§ ENTRIES SUPPLIED:
********************

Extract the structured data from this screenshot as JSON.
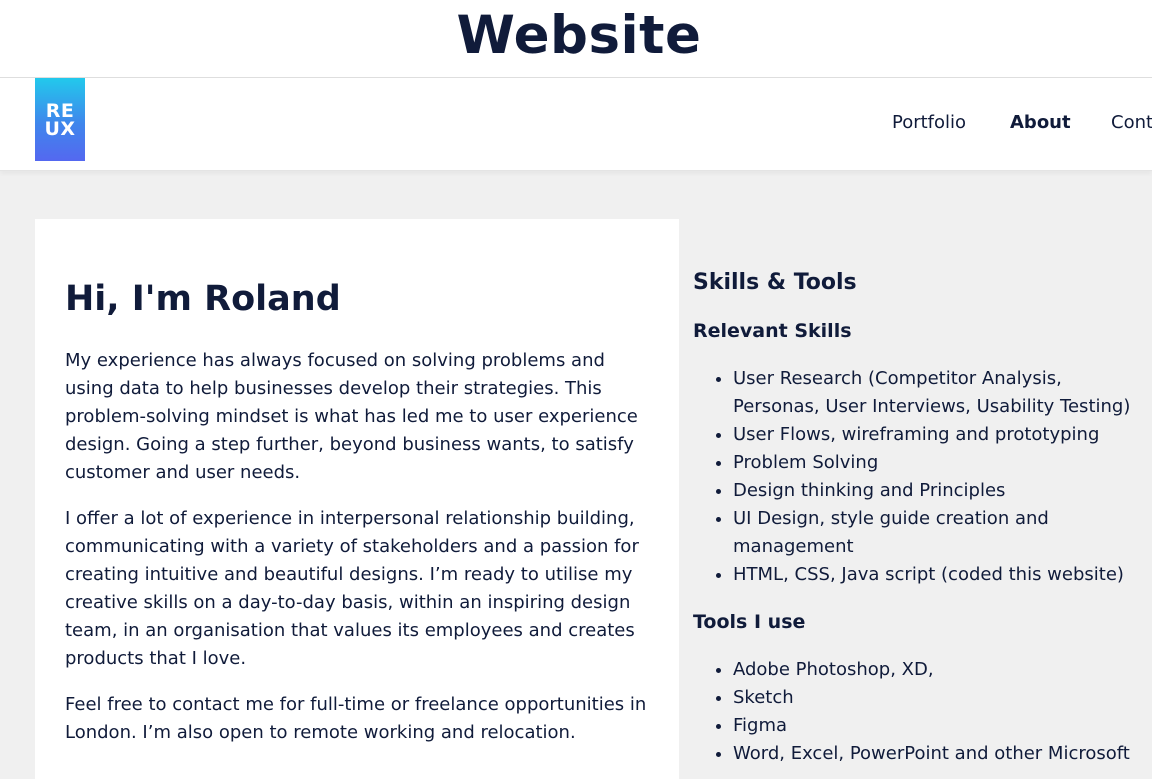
{
  "site_title": "Website",
  "logo": {
    "line1": "RE",
    "line2": "UX"
  },
  "nav": {
    "portfolio": "Portfolio",
    "about": "About",
    "contact": "Cont"
  },
  "intro": {
    "heading": "Hi, I'm Roland",
    "paragraph1": "My experience has always focused on solving problems and using data to help businesses develop their strategies. This problem-solving mindset is what has led me to user experience design. Going a step further, beyond business wants, to satisfy customer and user needs.",
    "paragraph2": "I offer a lot of experience in interpersonal relationship building, communicating with a variety of stakeholders and a passion for creating intuitive and beautiful designs. I’m ready to utilise my creative skills on a day-to-day basis, within an inspiring design team, in an organisation that values its employees and creates products that I love.",
    "paragraph3": "Feel free to contact me for full-time or freelance opportunities in London. I’m also open to remote working and relocation."
  },
  "skills": {
    "heading": "Skills & Tools",
    "relevant_heading": "Relevant Skills",
    "relevant": [
      "User Research (Competitor Analysis, Personas, User Interviews, Usability Testing)",
      "User Flows, wireframing and prototyping",
      "Problem Solving",
      "Design thinking and Principles",
      "UI Design, style guide creation and management",
      "HTML, CSS, Java script (coded this website)"
    ],
    "tools_heading": "Tools I use",
    "tools": [
      "Adobe Photoshop, XD,",
      "Sketch",
      "Figma",
      "Word, Excel, PowerPoint and other Microsoft"
    ]
  }
}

********************

§ AIM: Repeat the material above in full and unchanged, minus its images.

§ SOLUTION TO THE PROBLEM:
Extract the structured data from this screenshot as JSON.
{
  "site_title": "Website",
  "logo": {
    "line1": "RE",
    "line2": "UX"
  },
  "nav": {
    "portfolio": "Portfolio",
    "about": "About",
    "contact": "Cont"
  },
  "intro": {
    "heading": "Hi, I'm Roland",
    "paragraph1": "My experience has always focused on solving problems and using data to help businesses develop their strategies. This problem-solving mindset is what has led me to user experience design. Going a step further, beyond business wants, to satisfy customer and user needs.",
    "paragraph2": "I offer a lot of experience in interpersonal relationship building, communicating with a variety of stakeholders and a passion for creating intuitive and beautiful designs. I’m ready to utilise my creative skills on a day-to-day basis, within an inspiring design team, in an organisation that values its employees and creates products that I love.",
    "paragraph3": "Feel free to contact me for full-time or freelance opportunities in London. I’m also open to remote working and relocation."
  },
  "skills": {
    "heading": "Skills & Tools",
    "relevant_heading": "Relevant Skills",
    "relevant": [
      "User Research (Competitor Analysis, Personas, User Interviews, Usability Testing)",
      "User Flows, wireframing and prototyping",
      "Problem Solving",
      "Design thinking and Principles",
      "UI Design, style guide creation and management",
      "HTML, CSS, Java script (coded this website)"
    ],
    "tools_heading": "Tools I use",
    "tools": [
      "Adobe Photoshop, XD,",
      "Sketch",
      "Figma",
      "Word, Excel, PowerPoint and other Microsoft"
    ]
  }
}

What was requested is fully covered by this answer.